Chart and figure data
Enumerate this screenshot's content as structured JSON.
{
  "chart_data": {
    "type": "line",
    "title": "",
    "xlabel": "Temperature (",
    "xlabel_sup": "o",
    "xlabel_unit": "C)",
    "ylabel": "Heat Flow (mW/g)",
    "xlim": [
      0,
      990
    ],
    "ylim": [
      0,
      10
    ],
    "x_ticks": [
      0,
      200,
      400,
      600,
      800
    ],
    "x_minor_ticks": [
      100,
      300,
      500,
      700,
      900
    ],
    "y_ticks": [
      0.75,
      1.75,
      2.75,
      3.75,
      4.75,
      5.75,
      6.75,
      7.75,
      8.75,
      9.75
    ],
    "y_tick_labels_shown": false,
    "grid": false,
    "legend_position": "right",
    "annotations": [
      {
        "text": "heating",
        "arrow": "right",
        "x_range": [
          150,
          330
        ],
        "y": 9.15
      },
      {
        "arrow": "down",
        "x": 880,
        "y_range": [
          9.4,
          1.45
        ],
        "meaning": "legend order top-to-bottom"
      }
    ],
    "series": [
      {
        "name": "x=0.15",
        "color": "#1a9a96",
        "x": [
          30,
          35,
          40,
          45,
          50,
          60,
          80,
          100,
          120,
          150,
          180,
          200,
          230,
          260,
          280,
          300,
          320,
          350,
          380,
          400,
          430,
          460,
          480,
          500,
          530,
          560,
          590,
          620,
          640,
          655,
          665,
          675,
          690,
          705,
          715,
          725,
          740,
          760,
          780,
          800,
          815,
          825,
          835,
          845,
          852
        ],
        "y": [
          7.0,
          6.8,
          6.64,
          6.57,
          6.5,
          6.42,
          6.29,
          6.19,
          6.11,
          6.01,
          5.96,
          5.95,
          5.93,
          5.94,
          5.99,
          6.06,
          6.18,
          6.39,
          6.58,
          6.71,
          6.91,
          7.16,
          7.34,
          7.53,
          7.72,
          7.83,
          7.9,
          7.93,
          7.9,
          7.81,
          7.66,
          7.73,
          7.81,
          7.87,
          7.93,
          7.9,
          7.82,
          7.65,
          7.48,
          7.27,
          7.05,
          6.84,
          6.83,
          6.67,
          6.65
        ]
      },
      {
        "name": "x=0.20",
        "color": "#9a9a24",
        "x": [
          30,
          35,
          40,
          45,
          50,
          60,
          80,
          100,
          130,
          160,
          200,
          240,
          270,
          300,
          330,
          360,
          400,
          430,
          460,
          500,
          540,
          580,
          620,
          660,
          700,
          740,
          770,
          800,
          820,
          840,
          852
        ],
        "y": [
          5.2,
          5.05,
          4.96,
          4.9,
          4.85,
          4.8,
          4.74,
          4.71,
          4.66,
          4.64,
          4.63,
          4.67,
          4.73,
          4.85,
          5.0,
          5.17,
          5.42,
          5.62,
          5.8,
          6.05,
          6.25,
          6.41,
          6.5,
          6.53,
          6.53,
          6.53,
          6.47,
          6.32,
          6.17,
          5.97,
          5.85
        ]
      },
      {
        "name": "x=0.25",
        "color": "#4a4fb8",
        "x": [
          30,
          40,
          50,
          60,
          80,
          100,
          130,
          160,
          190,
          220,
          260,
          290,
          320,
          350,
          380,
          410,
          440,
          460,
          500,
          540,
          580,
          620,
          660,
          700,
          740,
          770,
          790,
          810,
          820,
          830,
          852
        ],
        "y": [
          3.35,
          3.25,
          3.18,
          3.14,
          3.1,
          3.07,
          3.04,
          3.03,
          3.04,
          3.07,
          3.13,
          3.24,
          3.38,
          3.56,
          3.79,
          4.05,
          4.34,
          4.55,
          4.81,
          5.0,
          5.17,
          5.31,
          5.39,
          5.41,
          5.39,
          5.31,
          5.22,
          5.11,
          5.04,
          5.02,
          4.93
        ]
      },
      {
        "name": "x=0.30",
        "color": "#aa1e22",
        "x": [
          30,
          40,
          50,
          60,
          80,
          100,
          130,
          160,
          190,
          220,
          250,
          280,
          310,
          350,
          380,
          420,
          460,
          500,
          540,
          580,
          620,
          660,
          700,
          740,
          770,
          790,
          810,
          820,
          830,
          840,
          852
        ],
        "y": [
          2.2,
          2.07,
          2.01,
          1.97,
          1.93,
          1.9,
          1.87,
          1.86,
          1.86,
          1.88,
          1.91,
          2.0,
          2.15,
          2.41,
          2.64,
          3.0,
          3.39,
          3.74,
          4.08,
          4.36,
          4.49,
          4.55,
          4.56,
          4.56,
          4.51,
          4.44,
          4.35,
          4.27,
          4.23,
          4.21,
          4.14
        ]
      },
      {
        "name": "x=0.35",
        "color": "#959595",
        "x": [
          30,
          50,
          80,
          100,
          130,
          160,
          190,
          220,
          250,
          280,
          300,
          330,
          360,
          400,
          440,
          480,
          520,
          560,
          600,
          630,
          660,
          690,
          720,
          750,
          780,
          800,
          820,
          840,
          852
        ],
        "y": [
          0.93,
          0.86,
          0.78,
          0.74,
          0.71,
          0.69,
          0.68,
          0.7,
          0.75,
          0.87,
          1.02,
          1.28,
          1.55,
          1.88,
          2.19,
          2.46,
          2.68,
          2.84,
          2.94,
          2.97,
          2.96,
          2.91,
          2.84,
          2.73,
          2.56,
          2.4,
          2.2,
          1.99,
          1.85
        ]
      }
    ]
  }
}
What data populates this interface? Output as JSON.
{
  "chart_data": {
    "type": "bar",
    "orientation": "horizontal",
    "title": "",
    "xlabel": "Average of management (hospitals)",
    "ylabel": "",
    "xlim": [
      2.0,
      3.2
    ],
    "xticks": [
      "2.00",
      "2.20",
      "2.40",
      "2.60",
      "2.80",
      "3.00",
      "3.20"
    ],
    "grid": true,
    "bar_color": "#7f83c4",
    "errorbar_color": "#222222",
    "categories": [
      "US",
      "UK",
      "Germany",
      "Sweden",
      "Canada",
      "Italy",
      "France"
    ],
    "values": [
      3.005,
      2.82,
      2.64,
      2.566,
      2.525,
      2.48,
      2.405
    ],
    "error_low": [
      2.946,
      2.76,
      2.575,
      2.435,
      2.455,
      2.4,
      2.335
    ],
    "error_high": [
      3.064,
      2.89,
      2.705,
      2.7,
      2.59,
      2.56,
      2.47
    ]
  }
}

| What to work on |
Copy the records above exactly as they appear.

| The solution |
Enumerate this screenshot's content as structured JSON.
{
  "chart_data": {
    "type": "line",
    "title": "",
    "xlabel": "Temperature (",
    "xlabel_sup": "o",
    "xlabel_unit": "C)",
    "ylabel": "Heat Flow (mW/g)",
    "xlim": [
      0,
      990
    ],
    "ylim": [
      0,
      10
    ],
    "x_ticks": [
      0,
      200,
      400,
      600,
      800
    ],
    "x_minor_ticks": [
      100,
      300,
      500,
      700,
      900
    ],
    "y_ticks": [
      0.75,
      1.75,
      2.75,
      3.75,
      4.75,
      5.75,
      6.75,
      7.75,
      8.75,
      9.75
    ],
    "y_tick_labels_shown": false,
    "grid": false,
    "legend_position": "right",
    "annotations": [
      {
        "text": "heating",
        "arrow": "right",
        "x_range": [
          150,
          330
        ],
        "y": 9.15
      },
      {
        "arrow": "down",
        "x": 880,
        "y_range": [
          9.4,
          1.45
        ],
        "meaning": "legend order top-to-bottom"
      }
    ],
    "series": [
      {
        "name": "x=0.15",
        "color": "#1a9a96",
        "x": [
          30,
          35,
          40,
          45,
          50,
          60,
          80,
          100,
          120,
          150,
          180,
          200,
          230,
          260,
          280,
          300,
          320,
          350,
          380,
          400,
          430,
          460,
          480,
          500,
          530,
          560,
          590,
          620,
          640,
          655,
          665,
          675,
          690,
          705,
          715,
          725,
          740,
          760,
          780,
          800,
          815,
          825,
          835,
          845,
          852
        ],
        "y": [
          7.0,
          6.8,
          6.64,
          6.57,
          6.5,
          6.42,
          6.29,
          6.19,
          6.11,
          6.01,
          5.96,
          5.95,
          5.93,
          5.94,
          5.99,
          6.06,
          6.18,
          6.39,
          6.58,
          6.71,
          6.91,
          7.16,
          7.34,
          7.53,
          7.72,
          7.83,
          7.9,
          7.93,
          7.9,
          7.81,
          7.66,
          7.73,
          7.81,
          7.87,
          7.93,
          7.9,
          7.82,
          7.65,
          7.48,
          7.27,
          7.05,
          6.84,
          6.83,
          6.67,
          6.65
        ]
      },
      {
        "name": "x=0.20",
        "color": "#9a9a24",
        "x": [
          30,
          35,
          40,
          45,
          50,
          60,
          80,
          100,
          130,
          160,
          200,
          240,
          270,
          300,
          330,
          360,
          400,
          430,
          460,
          500,
          540,
          580,
          620,
          660,
          700,
          740,
          770,
          800,
          820,
          840,
          852
        ],
        "y": [
          5.2,
          5.05,
          4.96,
          4.9,
          4.85,
          4.8,
          4.74,
          4.71,
          4.66,
          4.64,
          4.63,
          4.67,
          4.73,
          4.85,
          5.0,
          5.17,
          5.42,
          5.62,
          5.8,
          6.05,
          6.25,
          6.41,
          6.5,
          6.53,
          6.53,
          6.53,
          6.47,
          6.32,
          6.17,
          5.97,
          5.85
        ]
      },
      {
        "name": "x=0.25",
        "color": "#4a4fb8",
        "x": [
          30,
          40,
          50,
          60,
          80,
          100,
          130,
          160,
          190,
          220,
          260,
          290,
          320,
          350,
          380,
          410,
          440,
          460,
          500,
          540,
          580,
          620,
          660,
          700,
          740,
          770,
          790,
          810,
          820,
          830,
          852
        ],
        "y": [
          3.35,
          3.25,
          3.18,
          3.14,
          3.1,
          3.07,
          3.04,
          3.03,
          3.04,
          3.07,
          3.13,
          3.24,
          3.38,
          3.56,
          3.79,
          4.05,
          4.34,
          4.55,
          4.81,
          5.0,
          5.17,
          5.31,
          5.39,
          5.41,
          5.39,
          5.31,
          5.22,
          5.11,
          5.04,
          5.02,
          4.93
        ]
      },
      {
        "name": "x=0.30",
        "color": "#aa1e22",
        "x": [
          30,
          40,
          50,
          60,
          80,
          100,
          130,
          160,
          190,
          220,
          250,
          280,
          310,
          350,
          380,
          420,
          460,
          500,
          540,
          580,
          620,
          660,
          700,
          740,
          770,
          790,
          810,
          820,
          830,
          840,
          852
        ],
        "y": [
          2.2,
          2.07,
          2.01,
          1.97,
          1.93,
          1.9,
          1.87,
          1.86,
          1.86,
          1.88,
          1.91,
          2.0,
          2.15,
          2.41,
          2.64,
          3.0,
          3.39,
          3.74,
          4.08,
          4.36,
          4.49,
          4.55,
          4.56,
          4.56,
          4.51,
          4.44,
          4.35,
          4.27,
          4.23,
          4.21,
          4.14
        ]
      },
      {
        "name": "x=0.35",
        "color": "#959595",
        "x": [
          30,
          50,
          80,
          100,
          130,
          160,
          190,
          220,
          250,
          280,
          300,
          330,
          360,
          400,
          440,
          480,
          520,
          560,
          600,
          630,
          660,
          690,
          720,
          750,
          780,
          800,
          820,
          840,
          852
        ],
        "y": [
          0.93,
          0.86,
          0.78,
          0.74,
          0.71,
          0.69,
          0.68,
          0.7,
          0.75,
          0.87,
          1.02,
          1.28,
          1.55,
          1.88,
          2.19,
          2.46,
          2.68,
          2.84,
          2.94,
          2.97,
          2.96,
          2.91,
          2.84,
          2.73,
          2.56,
          2.4,
          2.2,
          1.99,
          1.85
        ]
      }
    ]
  }
}
What data populates this interface? Output as JSON.
{
  "chart_data": {
    "type": "bar",
    "orientation": "horizontal",
    "title": "",
    "xlabel": "Average of management (hospitals)",
    "ylabel": "",
    "xlim": [
      2.0,
      3.2
    ],
    "xticks": [
      "2.00",
      "2.20",
      "2.40",
      "2.60",
      "2.80",
      "3.00",
      "3.20"
    ],
    "grid": true,
    "bar_color": "#7f83c4",
    "errorbar_color": "#222222",
    "categories": [
      "US",
      "UK",
      "Germany",
      "Sweden",
      "Canada",
      "Italy",
      "France"
    ],
    "values": [
      3.005,
      2.82,
      2.64,
      2.566,
      2.525,
      2.48,
      2.405
    ],
    "error_low": [
      2.946,
      2.76,
      2.575,
      2.435,
      2.455,
      2.4,
      2.335
    ],
    "error_high": [
      3.064,
      2.89,
      2.705,
      2.7,
      2.59,
      2.56,
      2.47
    ]
  }
}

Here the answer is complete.